[Requirement] Quote the records beneath, complete and exact. Leave out images.

## begin Exercise inputs

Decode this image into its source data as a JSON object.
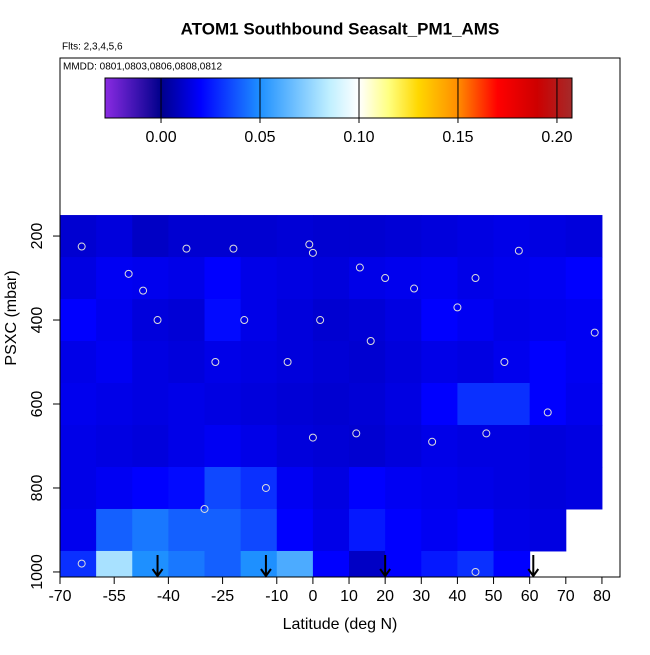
{
  "chart_data": {
    "type": "heatmap",
    "title": "ATOM1 Southbound Seasalt_PM1_AMS",
    "subtitle": "Flts: 2,3,4,5,6",
    "annotation": "MMDD: 0801,0803,0806,0808,0812",
    "x_label": "Latitude (deg N)",
    "y_label": "PSXC (mbar)",
    "xlim": [
      -70,
      85
    ],
    "ylim": [
      1012,
      -224
    ],
    "xticks": [
      -70,
      -55,
      -40,
      -25,
      -10,
      0,
      10,
      20,
      30,
      40,
      50,
      60,
      70,
      80
    ],
    "yticks": [
      200,
      400,
      600,
      800,
      1000
    ],
    "x": [
      -65,
      -55,
      -45,
      -35,
      -25,
      -15,
      -5,
      5,
      15,
      25,
      35,
      45,
      55,
      65,
      75
    ],
    "y": [
      200,
      300,
      400,
      500,
      600,
      700,
      800,
      900,
      1000
    ],
    "z": [
      [
        0.012,
        0.014,
        0.01,
        0.012,
        0.012,
        0.012,
        0.013,
        0.012,
        0.012,
        0.013,
        0.014,
        0.015,
        0.016,
        0.015,
        0.014
      ],
      [
        0.015,
        0.018,
        0.017,
        0.016,
        0.02,
        0.016,
        0.015,
        0.014,
        0.016,
        0.017,
        0.018,
        0.016,
        0.017,
        0.018,
        0.02
      ],
      [
        0.02,
        0.017,
        0.014,
        0.013,
        0.022,
        0.016,
        0.014,
        0.012,
        0.013,
        0.015,
        0.02,
        0.018,
        0.016,
        0.017,
        0.018
      ],
      [
        0.016,
        0.018,
        0.015,
        0.014,
        0.016,
        0.015,
        0.014,
        0.013,
        0.012,
        0.014,
        0.016,
        0.015,
        0.017,
        0.02,
        0.018
      ],
      [
        0.017,
        0.016,
        0.015,
        0.016,
        0.015,
        0.014,
        0.013,
        0.012,
        0.013,
        0.015,
        0.02,
        0.03,
        0.03,
        0.02,
        0.017
      ],
      [
        0.016,
        0.015,
        0.014,
        0.016,
        0.018,
        0.016,
        0.014,
        0.013,
        0.012,
        0.014,
        0.016,
        0.015,
        0.015,
        0.014,
        0.015
      ],
      [
        0.016,
        0.018,
        0.02,
        0.022,
        0.035,
        0.03,
        0.018,
        0.015,
        0.02,
        0.018,
        0.017,
        0.016,
        0.015,
        0.014,
        0.015
      ],
      [
        0.017,
        0.04,
        0.045,
        0.04,
        0.04,
        0.035,
        0.02,
        0.016,
        0.025,
        0.02,
        0.018,
        0.02,
        0.016,
        0.015,
        null
      ],
      [
        0.03,
        0.08,
        0.05,
        0.045,
        0.04,
        0.05,
        0.06,
        0.02,
        0.01,
        0.02,
        0.025,
        0.03,
        0.02,
        null,
        null
      ]
    ],
    "clim": [
      -0.0283,
      0.2076
    ],
    "cticks": [
      {
        "value": 0,
        "label": "0.00"
      },
      {
        "value": 0.05,
        "label": "0.05"
      },
      {
        "value": 0.1,
        "label": "0.10"
      },
      {
        "value": 0.15,
        "label": "0.15"
      },
      {
        "value": 0.2,
        "label": "0.20"
      }
    ],
    "colorscale": [
      [
        -0.0283,
        "#8a2be2"
      ],
      [
        0,
        "#00008b"
      ],
      [
        0.02,
        "#0000ff"
      ],
      [
        0.05,
        "#1e90ff"
      ],
      [
        0.085,
        "#bfefff"
      ],
      [
        0.1,
        "#ffffff"
      ],
      [
        0.115,
        "#ffff80"
      ],
      [
        0.13,
        "#ffd700"
      ],
      [
        0.15,
        "#ff8c00"
      ],
      [
        0.17,
        "#ff0000"
      ],
      [
        0.19,
        "#cd0000"
      ],
      [
        0.2076,
        "#a52a2a"
      ]
    ],
    "points": {
      "x": [
        -64,
        -51,
        -47,
        -43,
        -35,
        -27,
        -22,
        -19,
        -13,
        -7,
        -1,
        0,
        2,
        12,
        13,
        16,
        20,
        28,
        33,
        40,
        45,
        48,
        53,
        57,
        65,
        78,
        -64,
        -30,
        0,
        45
      ],
      "y": [
        225,
        290,
        330,
        400,
        230,
        500,
        230,
        400,
        800,
        500,
        220,
        240,
        400,
        670,
        275,
        450,
        300,
        325,
        690,
        370,
        300,
        670,
        500,
        235,
        620,
        430,
        980,
        850,
        680,
        1000
      ]
    },
    "arrows": [
      -43,
      -13,
      20,
      61
    ]
  }
}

## end Exercise inputs

[Written answer]
Decode this image into its source data as a JSON object.
{
  "chart_data": {
    "type": "heatmap",
    "title": "ATOM1 Southbound Seasalt_PM1_AMS",
    "subtitle": "Flts: 2,3,4,5,6",
    "annotation": "MMDD: 0801,0803,0806,0808,0812",
    "x_label": "Latitude (deg N)",
    "y_label": "PSXC (mbar)",
    "xlim": [
      -70,
      85
    ],
    "ylim": [
      1012,
      -224
    ],
    "xticks": [
      -70,
      -55,
      -40,
      -25,
      -10,
      0,
      10,
      20,
      30,
      40,
      50,
      60,
      70,
      80
    ],
    "yticks": [
      200,
      400,
      600,
      800,
      1000
    ],
    "x": [
      -65,
      -55,
      -45,
      -35,
      -25,
      -15,
      -5,
      5,
      15,
      25,
      35,
      45,
      55,
      65,
      75
    ],
    "y": [
      200,
      300,
      400,
      500,
      600,
      700,
      800,
      900,
      1000
    ],
    "z": [
      [
        0.012,
        0.014,
        0.01,
        0.012,
        0.012,
        0.012,
        0.013,
        0.012,
        0.012,
        0.013,
        0.014,
        0.015,
        0.016,
        0.015,
        0.014
      ],
      [
        0.015,
        0.018,
        0.017,
        0.016,
        0.02,
        0.016,
        0.015,
        0.014,
        0.016,
        0.017,
        0.018,
        0.016,
        0.017,
        0.018,
        0.02
      ],
      [
        0.02,
        0.017,
        0.014,
        0.013,
        0.022,
        0.016,
        0.014,
        0.012,
        0.013,
        0.015,
        0.02,
        0.018,
        0.016,
        0.017,
        0.018
      ],
      [
        0.016,
        0.018,
        0.015,
        0.014,
        0.016,
        0.015,
        0.014,
        0.013,
        0.012,
        0.014,
        0.016,
        0.015,
        0.017,
        0.02,
        0.018
      ],
      [
        0.017,
        0.016,
        0.015,
        0.016,
        0.015,
        0.014,
        0.013,
        0.012,
        0.013,
        0.015,
        0.02,
        0.03,
        0.03,
        0.02,
        0.017
      ],
      [
        0.016,
        0.015,
        0.014,
        0.016,
        0.018,
        0.016,
        0.014,
        0.013,
        0.012,
        0.014,
        0.016,
        0.015,
        0.015,
        0.014,
        0.015
      ],
      [
        0.016,
        0.018,
        0.02,
        0.022,
        0.035,
        0.03,
        0.018,
        0.015,
        0.02,
        0.018,
        0.017,
        0.016,
        0.015,
        0.014,
        0.015
      ],
      [
        0.017,
        0.04,
        0.045,
        0.04,
        0.04,
        0.035,
        0.02,
        0.016,
        0.025,
        0.02,
        0.018,
        0.02,
        0.016,
        0.015,
        null
      ],
      [
        0.03,
        0.08,
        0.05,
        0.045,
        0.04,
        0.05,
        0.06,
        0.02,
        0.01,
        0.02,
        0.025,
        0.03,
        0.02,
        null,
        null
      ]
    ],
    "clim": [
      -0.0283,
      0.2076
    ],
    "cticks": [
      {
        "value": 0,
        "label": "0.00"
      },
      {
        "value": 0.05,
        "label": "0.05"
      },
      {
        "value": 0.1,
        "label": "0.10"
      },
      {
        "value": 0.15,
        "label": "0.15"
      },
      {
        "value": 0.2,
        "label": "0.20"
      }
    ],
    "colorscale": [
      [
        -0.0283,
        "#8a2be2"
      ],
      [
        0,
        "#00008b"
      ],
      [
        0.02,
        "#0000ff"
      ],
      [
        0.05,
        "#1e90ff"
      ],
      [
        0.085,
        "#bfefff"
      ],
      [
        0.1,
        "#ffffff"
      ],
      [
        0.115,
        "#ffff80"
      ],
      [
        0.13,
        "#ffd700"
      ],
      [
        0.15,
        "#ff8c00"
      ],
      [
        0.17,
        "#ff0000"
      ],
      [
        0.19,
        "#cd0000"
      ],
      [
        0.2076,
        "#a52a2a"
      ]
    ],
    "points": {
      "x": [
        -64,
        -51,
        -47,
        -43,
        -35,
        -27,
        -22,
        -19,
        -13,
        -7,
        -1,
        0,
        2,
        12,
        13,
        16,
        20,
        28,
        33,
        40,
        45,
        48,
        53,
        57,
        65,
        78,
        -64,
        -30,
        0,
        45
      ],
      "y": [
        225,
        290,
        330,
        400,
        230,
        500,
        230,
        400,
        800,
        500,
        220,
        240,
        400,
        670,
        275,
        450,
        300,
        325,
        690,
        370,
        300,
        670,
        500,
        235,
        620,
        430,
        980,
        850,
        680,
        1000
      ]
    },
    "arrows": [
      -43,
      -13,
      20,
      61
    ]
  }
}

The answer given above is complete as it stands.